• [Required work]
From the entries below, report how many lines contain the string "morning". Give only that number.

• [Input data]
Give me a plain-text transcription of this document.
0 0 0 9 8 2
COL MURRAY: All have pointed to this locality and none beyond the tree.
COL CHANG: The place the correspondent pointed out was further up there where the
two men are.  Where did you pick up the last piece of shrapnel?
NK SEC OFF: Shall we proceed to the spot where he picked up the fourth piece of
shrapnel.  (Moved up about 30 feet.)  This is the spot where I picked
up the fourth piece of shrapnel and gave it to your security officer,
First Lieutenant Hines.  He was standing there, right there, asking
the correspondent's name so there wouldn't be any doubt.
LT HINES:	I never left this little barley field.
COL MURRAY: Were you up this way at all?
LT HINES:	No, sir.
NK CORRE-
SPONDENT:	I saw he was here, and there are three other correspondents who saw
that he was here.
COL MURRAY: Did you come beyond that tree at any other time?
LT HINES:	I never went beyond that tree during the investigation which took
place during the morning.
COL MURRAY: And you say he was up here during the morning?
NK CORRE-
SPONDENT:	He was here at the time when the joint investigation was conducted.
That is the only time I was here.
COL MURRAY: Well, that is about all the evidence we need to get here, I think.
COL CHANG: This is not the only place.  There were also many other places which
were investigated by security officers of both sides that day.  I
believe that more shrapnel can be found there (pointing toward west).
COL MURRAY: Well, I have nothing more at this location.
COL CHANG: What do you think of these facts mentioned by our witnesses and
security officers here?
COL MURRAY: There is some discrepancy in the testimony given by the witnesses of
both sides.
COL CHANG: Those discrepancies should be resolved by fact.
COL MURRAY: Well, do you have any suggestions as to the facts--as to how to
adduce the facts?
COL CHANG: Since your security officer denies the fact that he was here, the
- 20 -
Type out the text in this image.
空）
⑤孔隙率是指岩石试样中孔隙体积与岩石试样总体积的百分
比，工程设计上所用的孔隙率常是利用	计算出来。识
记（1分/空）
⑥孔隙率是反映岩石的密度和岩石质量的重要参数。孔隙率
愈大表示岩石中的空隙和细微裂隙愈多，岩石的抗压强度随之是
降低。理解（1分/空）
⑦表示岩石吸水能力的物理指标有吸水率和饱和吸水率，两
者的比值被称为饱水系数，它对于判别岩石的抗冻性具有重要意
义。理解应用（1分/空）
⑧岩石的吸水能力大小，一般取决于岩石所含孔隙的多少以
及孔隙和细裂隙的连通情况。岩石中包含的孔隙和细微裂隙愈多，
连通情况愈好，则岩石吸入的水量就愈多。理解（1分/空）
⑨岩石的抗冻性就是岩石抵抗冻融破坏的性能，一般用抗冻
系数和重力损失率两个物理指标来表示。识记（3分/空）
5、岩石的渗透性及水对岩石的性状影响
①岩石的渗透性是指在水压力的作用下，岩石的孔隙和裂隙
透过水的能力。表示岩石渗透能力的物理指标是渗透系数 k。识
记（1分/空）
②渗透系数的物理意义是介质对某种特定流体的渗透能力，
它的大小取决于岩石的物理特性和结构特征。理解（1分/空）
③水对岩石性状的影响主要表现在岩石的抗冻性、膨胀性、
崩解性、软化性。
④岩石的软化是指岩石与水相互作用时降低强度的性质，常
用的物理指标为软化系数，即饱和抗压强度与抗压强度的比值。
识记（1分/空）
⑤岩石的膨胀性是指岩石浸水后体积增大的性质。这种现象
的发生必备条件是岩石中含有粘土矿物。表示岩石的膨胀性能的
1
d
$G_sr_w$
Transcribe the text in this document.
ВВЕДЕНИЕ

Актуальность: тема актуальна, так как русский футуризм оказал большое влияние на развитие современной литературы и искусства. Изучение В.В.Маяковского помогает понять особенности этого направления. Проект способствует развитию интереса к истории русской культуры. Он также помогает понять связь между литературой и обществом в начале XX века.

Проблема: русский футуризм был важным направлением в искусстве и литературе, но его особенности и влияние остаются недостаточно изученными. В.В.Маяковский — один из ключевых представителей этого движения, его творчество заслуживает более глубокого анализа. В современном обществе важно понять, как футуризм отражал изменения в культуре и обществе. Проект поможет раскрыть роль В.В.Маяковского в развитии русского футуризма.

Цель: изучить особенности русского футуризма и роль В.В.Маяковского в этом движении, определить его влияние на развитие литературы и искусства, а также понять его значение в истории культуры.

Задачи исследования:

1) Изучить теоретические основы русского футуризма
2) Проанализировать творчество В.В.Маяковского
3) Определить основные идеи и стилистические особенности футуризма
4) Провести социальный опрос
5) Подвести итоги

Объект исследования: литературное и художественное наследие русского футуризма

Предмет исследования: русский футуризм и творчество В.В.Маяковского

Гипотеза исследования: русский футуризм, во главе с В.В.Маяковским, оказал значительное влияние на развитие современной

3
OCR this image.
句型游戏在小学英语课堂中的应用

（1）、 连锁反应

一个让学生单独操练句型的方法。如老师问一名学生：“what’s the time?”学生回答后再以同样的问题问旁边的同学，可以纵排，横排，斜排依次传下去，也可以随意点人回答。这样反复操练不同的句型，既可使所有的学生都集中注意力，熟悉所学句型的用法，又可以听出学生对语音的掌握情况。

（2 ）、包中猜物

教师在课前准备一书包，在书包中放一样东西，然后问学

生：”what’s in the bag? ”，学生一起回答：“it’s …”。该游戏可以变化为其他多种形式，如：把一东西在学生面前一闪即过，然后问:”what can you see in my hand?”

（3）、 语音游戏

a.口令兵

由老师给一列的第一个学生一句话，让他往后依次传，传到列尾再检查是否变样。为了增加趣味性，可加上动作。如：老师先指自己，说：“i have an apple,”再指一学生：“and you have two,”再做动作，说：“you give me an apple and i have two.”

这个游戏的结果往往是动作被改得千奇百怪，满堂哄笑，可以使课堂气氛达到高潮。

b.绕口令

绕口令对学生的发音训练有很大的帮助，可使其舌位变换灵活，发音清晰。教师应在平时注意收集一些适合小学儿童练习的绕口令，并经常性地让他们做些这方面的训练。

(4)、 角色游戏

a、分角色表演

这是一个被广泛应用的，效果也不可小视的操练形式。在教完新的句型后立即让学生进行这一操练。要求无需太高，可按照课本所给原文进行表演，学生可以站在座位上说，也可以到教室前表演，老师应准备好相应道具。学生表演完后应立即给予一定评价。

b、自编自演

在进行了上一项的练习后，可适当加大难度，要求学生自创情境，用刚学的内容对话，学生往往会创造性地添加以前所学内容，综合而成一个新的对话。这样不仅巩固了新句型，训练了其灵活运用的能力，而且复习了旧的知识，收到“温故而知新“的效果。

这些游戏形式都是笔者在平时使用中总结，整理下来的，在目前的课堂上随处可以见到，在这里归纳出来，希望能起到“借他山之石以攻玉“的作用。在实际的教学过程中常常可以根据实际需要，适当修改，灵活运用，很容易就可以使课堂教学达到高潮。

• [Answer to the exercise]
2